Report every line of the records that contains the word "Emma".

• **EXERCISE DATA**
>>>>>
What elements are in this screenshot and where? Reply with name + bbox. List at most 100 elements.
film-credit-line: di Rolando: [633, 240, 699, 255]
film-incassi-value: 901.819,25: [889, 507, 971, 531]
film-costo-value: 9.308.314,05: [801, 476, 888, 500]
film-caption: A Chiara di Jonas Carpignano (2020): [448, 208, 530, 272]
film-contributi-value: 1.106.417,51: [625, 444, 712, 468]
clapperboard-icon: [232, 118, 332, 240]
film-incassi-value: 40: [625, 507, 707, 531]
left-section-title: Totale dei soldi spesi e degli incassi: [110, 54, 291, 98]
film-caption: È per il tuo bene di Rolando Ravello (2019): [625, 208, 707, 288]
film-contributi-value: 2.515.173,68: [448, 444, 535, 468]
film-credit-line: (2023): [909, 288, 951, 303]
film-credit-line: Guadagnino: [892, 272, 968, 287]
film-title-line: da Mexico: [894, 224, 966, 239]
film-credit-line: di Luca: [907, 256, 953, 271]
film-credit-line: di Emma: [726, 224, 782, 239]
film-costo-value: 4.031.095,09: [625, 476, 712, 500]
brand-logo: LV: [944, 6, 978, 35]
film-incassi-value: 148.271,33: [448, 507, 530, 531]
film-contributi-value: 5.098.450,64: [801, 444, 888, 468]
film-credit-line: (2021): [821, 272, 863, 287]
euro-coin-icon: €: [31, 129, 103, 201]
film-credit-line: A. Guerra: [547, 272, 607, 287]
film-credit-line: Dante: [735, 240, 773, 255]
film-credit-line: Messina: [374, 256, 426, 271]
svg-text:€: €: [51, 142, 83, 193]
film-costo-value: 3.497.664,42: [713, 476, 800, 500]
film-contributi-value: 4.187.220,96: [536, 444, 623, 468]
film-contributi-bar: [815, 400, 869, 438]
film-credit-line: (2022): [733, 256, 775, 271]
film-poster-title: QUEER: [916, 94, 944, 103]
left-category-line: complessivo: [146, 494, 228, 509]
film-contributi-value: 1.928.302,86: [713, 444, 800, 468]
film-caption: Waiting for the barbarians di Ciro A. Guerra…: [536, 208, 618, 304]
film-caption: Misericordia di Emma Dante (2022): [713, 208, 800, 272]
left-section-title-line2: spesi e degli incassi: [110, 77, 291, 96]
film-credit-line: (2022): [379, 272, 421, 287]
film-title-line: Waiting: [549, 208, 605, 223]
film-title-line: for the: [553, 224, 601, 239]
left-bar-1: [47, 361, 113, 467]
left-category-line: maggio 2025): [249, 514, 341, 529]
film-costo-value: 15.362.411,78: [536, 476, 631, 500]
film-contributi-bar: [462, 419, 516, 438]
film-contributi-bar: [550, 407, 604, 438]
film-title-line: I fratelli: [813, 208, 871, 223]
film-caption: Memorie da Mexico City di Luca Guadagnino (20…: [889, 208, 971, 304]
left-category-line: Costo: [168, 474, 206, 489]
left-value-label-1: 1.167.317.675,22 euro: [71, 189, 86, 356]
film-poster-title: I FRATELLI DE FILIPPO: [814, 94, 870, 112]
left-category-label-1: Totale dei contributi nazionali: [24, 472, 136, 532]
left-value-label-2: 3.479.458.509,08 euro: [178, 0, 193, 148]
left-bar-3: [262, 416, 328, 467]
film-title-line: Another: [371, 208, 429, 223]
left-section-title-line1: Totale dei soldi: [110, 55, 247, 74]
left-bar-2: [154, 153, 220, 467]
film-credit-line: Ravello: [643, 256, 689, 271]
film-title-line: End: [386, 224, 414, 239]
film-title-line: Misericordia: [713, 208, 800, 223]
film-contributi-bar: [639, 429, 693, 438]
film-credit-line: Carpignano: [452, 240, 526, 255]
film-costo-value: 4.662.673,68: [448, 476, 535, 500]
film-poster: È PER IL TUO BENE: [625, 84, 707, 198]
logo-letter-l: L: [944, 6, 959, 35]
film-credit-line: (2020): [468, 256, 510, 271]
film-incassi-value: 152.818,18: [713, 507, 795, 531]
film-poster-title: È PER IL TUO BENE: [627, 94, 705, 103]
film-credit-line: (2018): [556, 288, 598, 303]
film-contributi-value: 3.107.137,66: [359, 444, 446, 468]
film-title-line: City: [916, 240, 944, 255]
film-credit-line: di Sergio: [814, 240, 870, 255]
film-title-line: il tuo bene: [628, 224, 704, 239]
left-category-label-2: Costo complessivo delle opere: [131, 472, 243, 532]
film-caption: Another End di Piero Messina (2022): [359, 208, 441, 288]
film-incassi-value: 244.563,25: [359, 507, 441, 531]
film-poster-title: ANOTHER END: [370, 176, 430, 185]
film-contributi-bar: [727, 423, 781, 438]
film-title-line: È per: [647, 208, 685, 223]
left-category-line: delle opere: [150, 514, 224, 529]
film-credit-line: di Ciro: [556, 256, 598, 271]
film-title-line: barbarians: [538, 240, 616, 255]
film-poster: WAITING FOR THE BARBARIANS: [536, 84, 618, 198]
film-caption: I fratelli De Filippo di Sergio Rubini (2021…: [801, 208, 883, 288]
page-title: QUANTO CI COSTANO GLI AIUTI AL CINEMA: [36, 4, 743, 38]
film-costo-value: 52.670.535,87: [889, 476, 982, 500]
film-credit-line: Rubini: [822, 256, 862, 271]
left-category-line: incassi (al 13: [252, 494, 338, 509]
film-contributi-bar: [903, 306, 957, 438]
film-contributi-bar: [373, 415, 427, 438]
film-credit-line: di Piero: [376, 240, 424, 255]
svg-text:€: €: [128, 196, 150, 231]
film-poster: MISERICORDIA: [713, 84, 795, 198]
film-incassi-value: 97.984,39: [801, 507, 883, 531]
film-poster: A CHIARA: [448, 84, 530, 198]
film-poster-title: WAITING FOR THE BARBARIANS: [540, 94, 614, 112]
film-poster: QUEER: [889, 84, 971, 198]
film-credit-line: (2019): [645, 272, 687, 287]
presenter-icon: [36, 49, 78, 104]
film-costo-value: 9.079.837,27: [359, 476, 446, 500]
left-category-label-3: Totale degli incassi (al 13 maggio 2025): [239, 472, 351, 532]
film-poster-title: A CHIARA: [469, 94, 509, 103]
<<<<<
• **WRITTEN ANSWER**
film-credit-line: di Emma: [726, 224, 782, 239]
film-caption: Misericordia di Emma Dante (2022): [713, 208, 800, 272]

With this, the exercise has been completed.